Dataset items
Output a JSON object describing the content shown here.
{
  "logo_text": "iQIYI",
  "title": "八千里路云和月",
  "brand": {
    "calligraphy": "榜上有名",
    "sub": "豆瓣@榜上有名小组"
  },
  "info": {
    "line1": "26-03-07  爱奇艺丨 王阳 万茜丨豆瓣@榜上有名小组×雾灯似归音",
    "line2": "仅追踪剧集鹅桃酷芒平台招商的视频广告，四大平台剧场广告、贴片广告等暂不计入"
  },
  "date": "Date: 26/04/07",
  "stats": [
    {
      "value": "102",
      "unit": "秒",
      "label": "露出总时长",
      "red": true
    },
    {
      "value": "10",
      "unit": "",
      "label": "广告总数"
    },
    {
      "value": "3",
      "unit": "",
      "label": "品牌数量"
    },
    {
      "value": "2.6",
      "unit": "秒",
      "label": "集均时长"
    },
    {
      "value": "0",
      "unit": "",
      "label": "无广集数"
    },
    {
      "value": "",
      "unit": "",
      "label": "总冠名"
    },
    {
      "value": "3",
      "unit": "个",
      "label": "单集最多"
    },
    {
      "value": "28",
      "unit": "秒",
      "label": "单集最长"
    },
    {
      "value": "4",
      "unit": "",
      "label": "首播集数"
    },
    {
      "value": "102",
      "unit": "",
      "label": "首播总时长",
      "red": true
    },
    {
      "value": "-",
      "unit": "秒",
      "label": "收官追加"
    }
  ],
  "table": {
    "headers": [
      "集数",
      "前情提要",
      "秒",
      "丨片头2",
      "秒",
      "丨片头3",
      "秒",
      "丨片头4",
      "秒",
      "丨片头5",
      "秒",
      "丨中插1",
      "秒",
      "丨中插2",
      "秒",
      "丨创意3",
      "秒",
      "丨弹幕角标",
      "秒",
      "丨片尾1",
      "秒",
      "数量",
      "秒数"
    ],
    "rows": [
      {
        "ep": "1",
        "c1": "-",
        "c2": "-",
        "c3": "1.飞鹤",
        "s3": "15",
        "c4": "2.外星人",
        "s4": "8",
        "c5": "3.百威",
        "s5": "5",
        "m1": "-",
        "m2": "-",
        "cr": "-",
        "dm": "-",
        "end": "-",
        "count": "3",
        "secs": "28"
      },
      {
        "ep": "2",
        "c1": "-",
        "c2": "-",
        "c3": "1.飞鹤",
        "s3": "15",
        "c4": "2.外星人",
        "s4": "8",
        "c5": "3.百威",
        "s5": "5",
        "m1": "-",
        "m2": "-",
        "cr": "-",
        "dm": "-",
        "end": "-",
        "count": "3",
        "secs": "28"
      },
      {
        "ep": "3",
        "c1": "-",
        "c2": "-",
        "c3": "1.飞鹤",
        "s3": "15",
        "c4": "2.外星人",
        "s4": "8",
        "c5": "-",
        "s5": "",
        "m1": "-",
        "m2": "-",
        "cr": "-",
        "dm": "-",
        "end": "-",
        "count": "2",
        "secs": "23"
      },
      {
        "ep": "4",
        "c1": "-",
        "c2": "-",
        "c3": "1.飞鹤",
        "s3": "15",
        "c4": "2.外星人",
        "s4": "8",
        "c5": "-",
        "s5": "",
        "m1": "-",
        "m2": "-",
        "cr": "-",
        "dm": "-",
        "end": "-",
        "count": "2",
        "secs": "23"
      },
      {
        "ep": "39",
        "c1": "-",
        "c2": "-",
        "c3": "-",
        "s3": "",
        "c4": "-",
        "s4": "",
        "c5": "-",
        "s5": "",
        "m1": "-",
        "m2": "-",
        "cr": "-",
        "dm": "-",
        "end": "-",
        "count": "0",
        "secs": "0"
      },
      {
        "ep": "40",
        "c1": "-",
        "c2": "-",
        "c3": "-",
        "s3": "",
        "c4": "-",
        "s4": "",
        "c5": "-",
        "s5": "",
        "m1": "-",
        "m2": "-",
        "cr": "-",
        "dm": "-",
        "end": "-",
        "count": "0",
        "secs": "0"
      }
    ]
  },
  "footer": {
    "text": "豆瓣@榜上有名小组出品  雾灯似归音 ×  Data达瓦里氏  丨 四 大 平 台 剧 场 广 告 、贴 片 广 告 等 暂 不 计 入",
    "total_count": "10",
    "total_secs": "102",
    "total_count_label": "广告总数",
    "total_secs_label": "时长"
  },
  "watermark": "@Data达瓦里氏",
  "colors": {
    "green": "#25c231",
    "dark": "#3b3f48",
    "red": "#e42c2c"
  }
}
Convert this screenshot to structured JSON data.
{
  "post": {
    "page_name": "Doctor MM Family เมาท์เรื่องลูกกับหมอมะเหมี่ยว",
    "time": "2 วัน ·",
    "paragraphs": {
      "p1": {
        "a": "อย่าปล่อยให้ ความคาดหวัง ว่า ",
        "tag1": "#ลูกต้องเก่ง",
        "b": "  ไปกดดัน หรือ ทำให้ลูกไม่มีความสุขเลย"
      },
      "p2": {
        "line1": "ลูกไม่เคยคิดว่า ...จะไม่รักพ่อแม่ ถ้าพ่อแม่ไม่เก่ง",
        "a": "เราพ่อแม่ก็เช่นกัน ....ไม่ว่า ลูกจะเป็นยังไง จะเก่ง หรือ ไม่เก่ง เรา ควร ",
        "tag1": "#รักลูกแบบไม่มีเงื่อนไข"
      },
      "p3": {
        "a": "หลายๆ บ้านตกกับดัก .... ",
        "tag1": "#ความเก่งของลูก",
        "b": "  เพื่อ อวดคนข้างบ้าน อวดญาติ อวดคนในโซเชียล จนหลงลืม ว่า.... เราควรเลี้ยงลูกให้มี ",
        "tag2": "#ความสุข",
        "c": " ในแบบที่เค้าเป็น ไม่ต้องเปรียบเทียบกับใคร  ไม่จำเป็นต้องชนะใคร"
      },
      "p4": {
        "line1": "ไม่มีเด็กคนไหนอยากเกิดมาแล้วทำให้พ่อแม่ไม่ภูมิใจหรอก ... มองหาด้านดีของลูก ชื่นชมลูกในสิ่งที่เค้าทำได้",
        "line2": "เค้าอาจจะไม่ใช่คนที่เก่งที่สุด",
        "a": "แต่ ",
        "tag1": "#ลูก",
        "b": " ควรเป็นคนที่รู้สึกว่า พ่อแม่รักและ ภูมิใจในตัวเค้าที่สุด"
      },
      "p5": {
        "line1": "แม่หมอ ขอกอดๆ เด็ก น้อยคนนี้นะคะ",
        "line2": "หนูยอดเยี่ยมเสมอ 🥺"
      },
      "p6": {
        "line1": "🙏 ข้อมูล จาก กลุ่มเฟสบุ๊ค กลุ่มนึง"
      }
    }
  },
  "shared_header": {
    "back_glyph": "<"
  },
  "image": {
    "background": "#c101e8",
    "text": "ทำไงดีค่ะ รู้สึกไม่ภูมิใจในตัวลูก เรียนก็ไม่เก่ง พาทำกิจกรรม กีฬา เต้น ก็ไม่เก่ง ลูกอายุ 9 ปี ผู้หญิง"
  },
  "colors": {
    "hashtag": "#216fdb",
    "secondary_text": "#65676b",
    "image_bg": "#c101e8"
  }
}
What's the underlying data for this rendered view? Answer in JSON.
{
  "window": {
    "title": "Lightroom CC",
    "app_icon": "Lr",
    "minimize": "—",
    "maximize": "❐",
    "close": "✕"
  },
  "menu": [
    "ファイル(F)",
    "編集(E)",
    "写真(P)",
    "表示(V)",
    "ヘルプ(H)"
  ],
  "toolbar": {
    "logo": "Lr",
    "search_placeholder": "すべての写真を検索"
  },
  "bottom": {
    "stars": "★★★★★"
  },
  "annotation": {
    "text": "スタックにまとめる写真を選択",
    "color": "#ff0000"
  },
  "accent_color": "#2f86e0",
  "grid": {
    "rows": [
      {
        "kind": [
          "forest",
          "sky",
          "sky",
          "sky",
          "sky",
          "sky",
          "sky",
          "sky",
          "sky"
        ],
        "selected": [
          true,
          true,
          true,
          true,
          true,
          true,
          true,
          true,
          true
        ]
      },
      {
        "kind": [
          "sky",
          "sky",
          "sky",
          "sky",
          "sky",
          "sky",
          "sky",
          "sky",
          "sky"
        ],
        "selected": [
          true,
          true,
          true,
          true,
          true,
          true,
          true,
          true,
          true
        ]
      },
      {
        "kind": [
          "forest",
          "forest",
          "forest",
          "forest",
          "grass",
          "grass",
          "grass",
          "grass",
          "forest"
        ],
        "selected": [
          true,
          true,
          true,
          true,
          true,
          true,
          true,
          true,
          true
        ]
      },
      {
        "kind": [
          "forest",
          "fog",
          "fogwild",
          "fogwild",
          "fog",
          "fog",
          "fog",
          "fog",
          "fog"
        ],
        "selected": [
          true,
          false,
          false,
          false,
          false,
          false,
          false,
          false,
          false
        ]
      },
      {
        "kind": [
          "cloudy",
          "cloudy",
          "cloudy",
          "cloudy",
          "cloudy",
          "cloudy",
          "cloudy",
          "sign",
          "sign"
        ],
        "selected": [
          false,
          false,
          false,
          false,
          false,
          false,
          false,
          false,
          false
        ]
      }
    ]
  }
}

_JOB_:
Only lines with the word "雾灯似归音" should be collected from the material.

_CORRECT OUTPUT_:
    "line1": "26-03-07  爱奇艺丨 王阳 万茜丨豆瓣@榜上有名小组×雾灯似归音",
    "text": "豆瓣@榜上有名小组出品  雾灯似归音 ×  Data达瓦里氏  丨 四 大 平 台 剧 场 广 告 、贴 片 广 告 等 暂 不 计 入",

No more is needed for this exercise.